- _Text shown_
A coworker is trying to load a 1Gb text data file into a numpy array using numpy.loadtxt, but he says it is using up all of his machine's 6Gb of RAM. Is there a more efficient way to read such text data files? -- Russell
On 10 Aug 2011, at 19:22, Russell E. Owen wrote:
A coworker is trying to load a 1Gb text data file into a numpy array using numpy.loadtxt, but he says it is using up all of his machine's 6Gb of RAM. Is there a more efficient way to read such text data files?
The npyio routines (loadtxt as well as genfromtxt) first read in the entire data as lists, which creates of course significant overhead, but is not easy to circumvent, since numpy arrays are immutable - so you have to first store the numbers in some kind of mutable object. One could write a custom parser that tries to be somewhat more efficient, e.g. first reading in sub-arrays from a smaller buffer. Concatenating those sub-arrays would still require about twice the memory of the final array. I don't know if using the array.array type (which is mutable) is much more efficient than a list... To really avoid any excess memory usage you'd have to know the total data size in advance - either by reading in the file in a first pass to count the rows, or explicitly specifying it to a custom reader. Basically, assuming a completely regular file without missing values etc., you could then read in the data like X = np.zeros((n_lines, n_columns), dtype=float) delimiter = ' ' for n, line in enumerate(file(fname, 'r')): X[n] = np.array(line.split(delimiter), dtype=float) (adjust delimiter and dtype as needed...) HTH, Derek
There was also some work on a semi-mutable array type that allowed appending along one axis, then 'freezing' to yield a normal numpy array (unfortunately I'm not sure how to find it in the mailing list archives). One could write such a setup by hand, using mmap() or realloc(), but I'd be inclined to simply write a filter that converted the text file to some sort of binary file on the fly, value by value. Then the file can be loaded in or mmap()ed. A 1 Gb text file is a miserable object anyway, so it might be desirable to convert to (say) HDF5 and then throw away the text file. Anne On 10 August 2011 15:43, Derek Homeier <derek@astro.physik.uni-goettingen.de> wrote:
On 10 Aug 2011, at 19:22, Russell E. Owen wrote:
A coworker is trying to load a 1Gb text data file into a numpy array using numpy.loadtxt, but he says it is using up all of his machine's 6Gb of RAM. Is there a more efficient way to read such text data files?

- _Information supplied_
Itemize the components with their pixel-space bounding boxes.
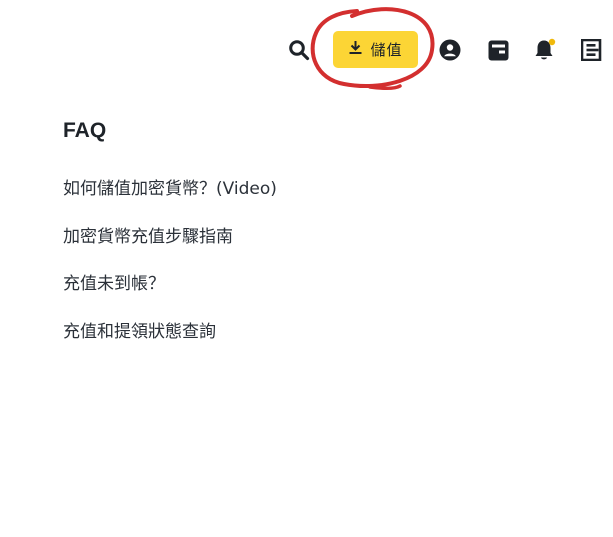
faq-item-status-query[interactable]: 充值和提領狀態查詢 <box>63 320 583 344</box>
wallet-icon[interactable] <box>483 35 513 65</box>
faq-section: FAQ 如何儲值加密貨幣？(Video) 加密貨幣充值步驟指南 充值未到帳？ 充… <box>63 117 583 367</box>
faq-title: FAQ <box>63 119 107 142</box>
top-bar: 儲值 <box>0 0 613 100</box>
faq-list: 如何儲值加密貨幣？(Video) 加密貨幣充值步驟指南 充值未到帳？ 充值和提領… <box>63 177 583 344</box>
faq-item-not-credited[interactable]: 充值未到帳？ <box>63 272 583 296</box>
faq-item-video[interactable]: 如何儲值加密貨幣？(Video) <box>63 177 583 201</box>
menu-icon[interactable] <box>577 35 607 65</box>
deposit-button[interactable]: 儲值 <box>333 31 418 68</box>
search-icon[interactable] <box>284 35 314 65</box>
download-icon <box>348 40 363 59</box>
deposit-label: 儲值 <box>370 41 403 59</box>
bell-icon[interactable] <box>530 35 560 65</box>
user-icon[interactable] <box>435 35 465 65</box>
notification-dot <box>548 38 556 46</box>
faq-item-deposit-guide[interactable]: 加密貨幣充值步驟指南 <box>63 225 583 249</box>
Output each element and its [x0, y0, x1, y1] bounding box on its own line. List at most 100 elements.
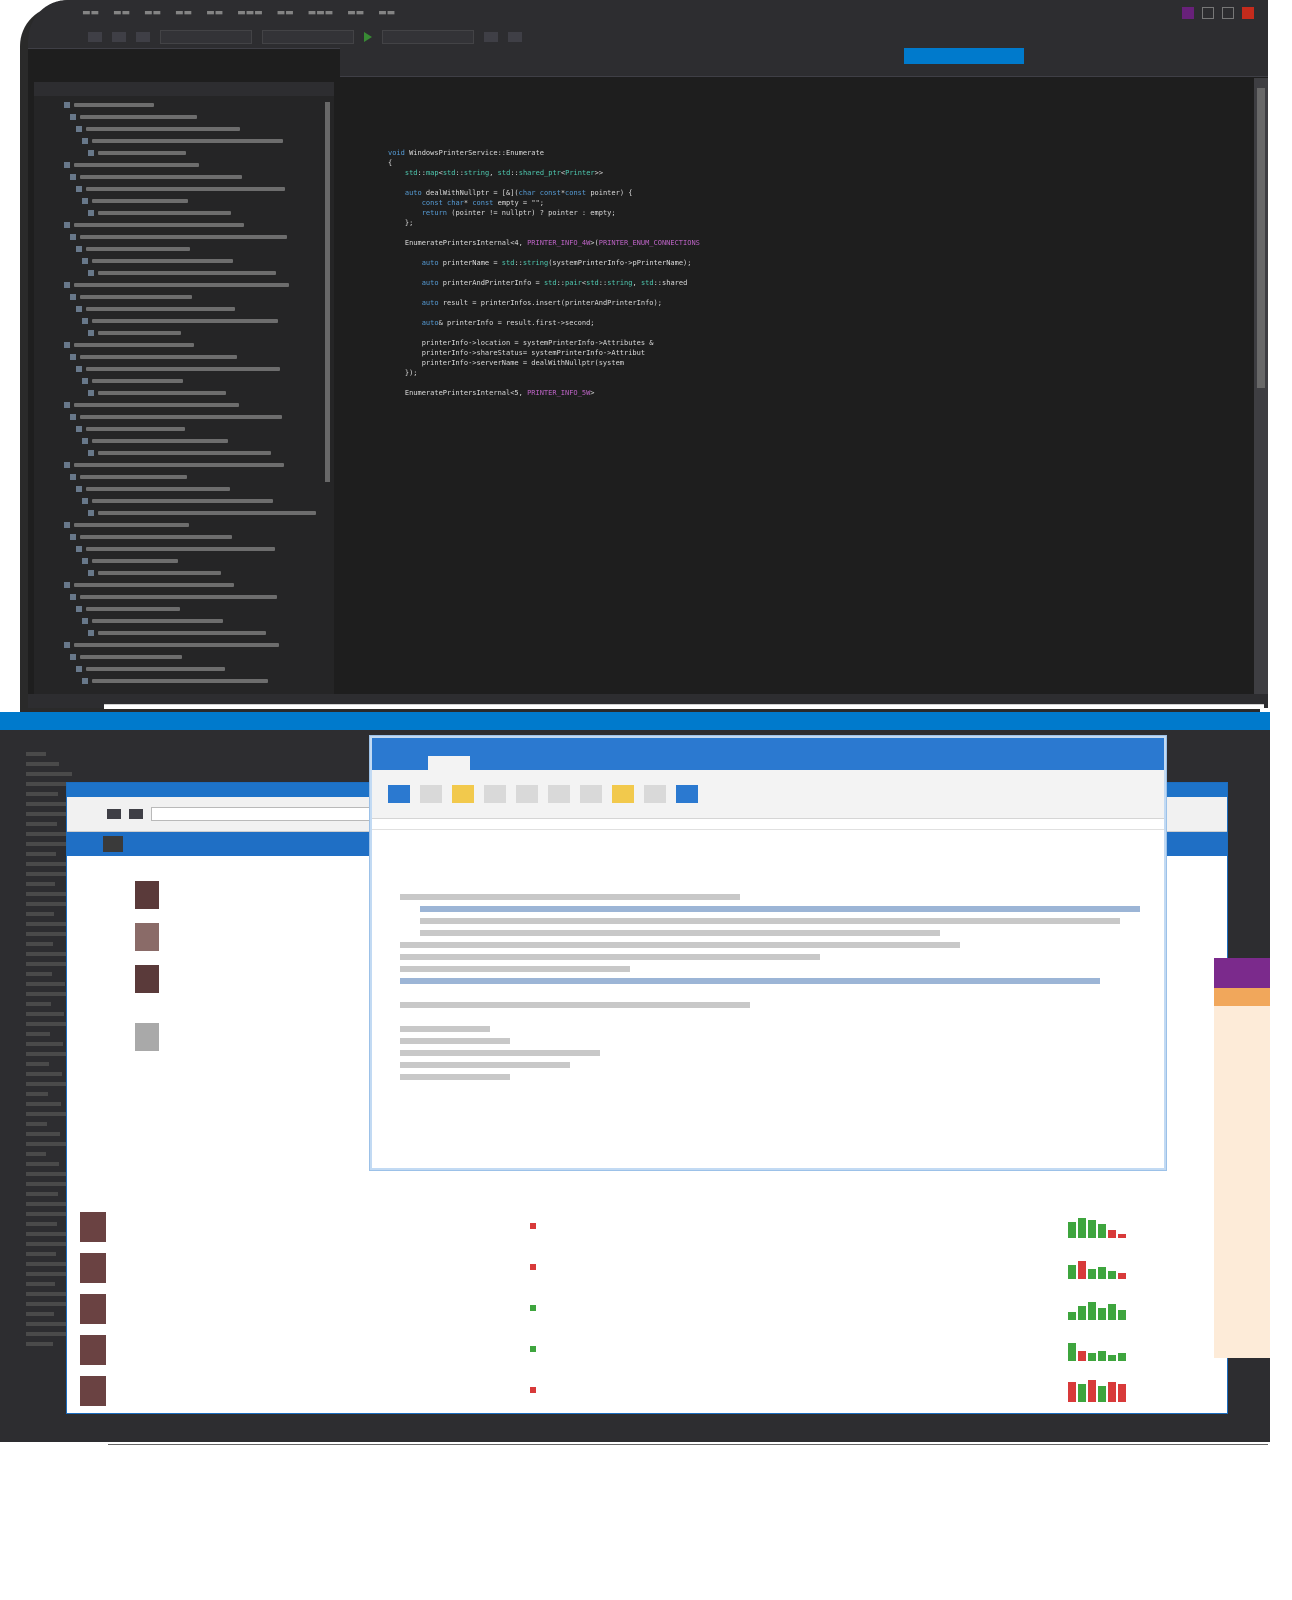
back-icon[interactable]	[107, 809, 121, 819]
tree-item[interactable]	[34, 136, 334, 146]
ribbon-tab[interactable]	[428, 756, 470, 770]
tree-item[interactable]	[34, 436, 334, 446]
tree-item[interactable]	[34, 388, 334, 398]
configuration-dropdown[interactable]	[160, 30, 252, 44]
code-line[interactable]	[388, 248, 1250, 258]
tree-item[interactable]	[34, 592, 334, 602]
tree-item[interactable]	[34, 412, 334, 422]
tree-item[interactable]	[34, 556, 334, 566]
code-line[interactable]	[388, 78, 1250, 88]
menu-item[interactable]: ▬▬▬	[308, 8, 334, 18]
tree-item[interactable]	[34, 580, 334, 590]
code-line[interactable]	[388, 138, 1250, 148]
solution-explorer-tree[interactable]	[34, 96, 334, 686]
code-line[interactable]	[388, 128, 1250, 138]
tree-item[interactable]	[34, 676, 334, 686]
menu-item[interactable]: ▬▬	[378, 8, 395, 18]
ribbon-tab[interactable]	[696, 756, 722, 770]
menu-item[interactable]: ▬▬	[206, 8, 223, 18]
code-line[interactable]: EnumeratePrintersInternal<4, PRINTER_INF…	[388, 238, 1250, 248]
tree-item[interactable]	[34, 280, 334, 290]
code-line[interactable]: printerInfo->shareStatus= systemPrinterI…	[388, 348, 1250, 358]
tree-item[interactable]	[34, 208, 334, 218]
maximize-icon[interactable]	[1222, 7, 1234, 19]
tree-item[interactable]	[34, 652, 334, 662]
code-line[interactable]	[388, 178, 1250, 188]
ide-menu-bar[interactable]: ▬▬ ▬▬ ▬▬ ▬▬ ▬▬ ▬▬▬ ▬▬ ▬▬▬ ▬▬ ▬▬	[82, 8, 395, 18]
ribbon-button[interactable]	[580, 785, 602, 803]
tree-item[interactable]	[34, 532, 334, 542]
tree-item[interactable]	[34, 424, 334, 434]
code-line[interactable]	[388, 108, 1250, 118]
tree-item[interactable]	[34, 352, 334, 362]
ribbon-tab[interactable]	[528, 756, 554, 770]
code-line[interactable]: auto printerAndPrinterInfo = std::pair<s…	[388, 278, 1250, 288]
code-line[interactable]	[388, 308, 1250, 318]
tree-item[interactable]	[34, 448, 334, 458]
code-line[interactable]: auto printerName = std::string(systemPri…	[388, 258, 1250, 268]
toolbar-button[interactable]	[508, 32, 522, 42]
debug-target-dropdown[interactable]	[382, 30, 474, 44]
menu-item[interactable]: ▬▬	[144, 8, 161, 18]
code-line[interactable]: auto dealWithNullptr = [&](char const*co…	[388, 188, 1250, 198]
code-line[interactable]	[388, 328, 1250, 338]
ribbon-button[interactable]	[516, 785, 538, 803]
ribbon-button[interactable]	[644, 785, 666, 803]
tree-item[interactable]	[34, 664, 334, 674]
code-line[interactable]: });	[388, 368, 1250, 378]
email-body[interactable]	[372, 878, 1164, 1080]
ribbon-button[interactable]	[484, 785, 506, 803]
tree-item[interactable]	[34, 364, 334, 374]
editor-tab[interactable]	[340, 48, 430, 64]
code-line[interactable]: auto& printerInfo = result.first->second…	[388, 318, 1250, 328]
code-line[interactable]	[388, 88, 1250, 98]
pull-request-row[interactable]	[80, 1370, 1250, 1411]
code-area[interactable]: void WindowsPrinterService::Enumerate{ s…	[388, 78, 1250, 398]
highlight-icon[interactable]	[452, 785, 474, 803]
tree-item[interactable]	[34, 172, 334, 182]
editor-tab[interactable]	[1122, 48, 1212, 64]
tree-item[interactable]	[34, 544, 334, 554]
toolbar-button[interactable]	[112, 32, 126, 42]
code-line[interactable]	[388, 288, 1250, 298]
toolbar-button[interactable]	[88, 32, 102, 42]
tree-item[interactable]	[34, 460, 334, 470]
tree-item[interactable]	[34, 376, 334, 386]
code-line[interactable]: {	[388, 158, 1250, 168]
platform-dropdown[interactable]	[262, 30, 354, 44]
code-line[interactable]: const char* const empty = "";	[388, 198, 1250, 208]
ribbon-tab[interactable]	[612, 756, 638, 770]
menu-item[interactable]: ▬▬	[277, 8, 294, 18]
tree-item[interactable]	[34, 628, 334, 638]
cc-field[interactable]	[390, 850, 1164, 864]
tree-item[interactable]	[34, 640, 334, 650]
minimize-icon[interactable]	[1202, 7, 1214, 19]
tree-item[interactable]	[34, 256, 334, 266]
code-line[interactable]	[388, 268, 1250, 278]
ribbon-tab[interactable]	[386, 756, 412, 770]
tree-item[interactable]	[34, 304, 334, 314]
run-icon[interactable]	[364, 32, 372, 42]
editor-tab[interactable]	[434, 48, 524, 64]
toolbar-button[interactable]	[136, 32, 150, 42]
vsts-logo-icon[interactable]	[103, 836, 123, 852]
menu-item[interactable]: ▬▬	[175, 8, 192, 18]
solution-explorer-scrollbar[interactable]	[325, 102, 330, 482]
tree-item[interactable]	[34, 520, 334, 530]
tree-item[interactable]	[34, 400, 334, 410]
code-editor[interactable]: void WindowsPrinterService::Enumerate{ s…	[340, 78, 1250, 694]
ribbon-button[interactable]	[548, 785, 570, 803]
pull-request-row[interactable]	[80, 1329, 1250, 1370]
editor-scrollbar[interactable]	[1254, 78, 1268, 694]
ribbon-tab[interactable]	[486, 756, 512, 770]
code-line[interactable]: };	[388, 218, 1250, 228]
code-line[interactable]	[388, 98, 1250, 108]
pull-request-row[interactable]	[80, 1247, 1250, 1288]
editor-tab[interactable]	[528, 48, 618, 64]
editor-navigation-bar[interactable]	[340, 64, 1268, 77]
editor-tab[interactable]	[810, 48, 900, 64]
tree-item[interactable]	[34, 472, 334, 482]
tree-item[interactable]	[34, 508, 334, 518]
tree-item[interactable]	[34, 484, 334, 494]
close-icon[interactable]	[1242, 7, 1254, 19]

- _To do_
A. List the people the numpy loading thread names as writers of its messages.
B. In the rows, put the lines from the one containing "809, 121, 819]" to the one containing "30, 252, 44]" into a numbered list, leaving out any blank lines.
The rows and the thread about loading a large text file into numpy come from unrelated sources.

- _Completed exercise_
A. Russell E. Owen, Derek Homeier, Anne

B.
1. back-icon[interactable]	[107, 809, 121, 819]
2. tree-item[interactable]	[34, 136, 334, 146]
3. ribbon-tab[interactable]	[428, 756, 470, 770]
4. tree-item[interactable]	[34, 436, 334, 446]
5. tree-item[interactable]	[34, 388, 334, 398]
6. configuration-dropdown[interactable]	[160, 30, 252, 44]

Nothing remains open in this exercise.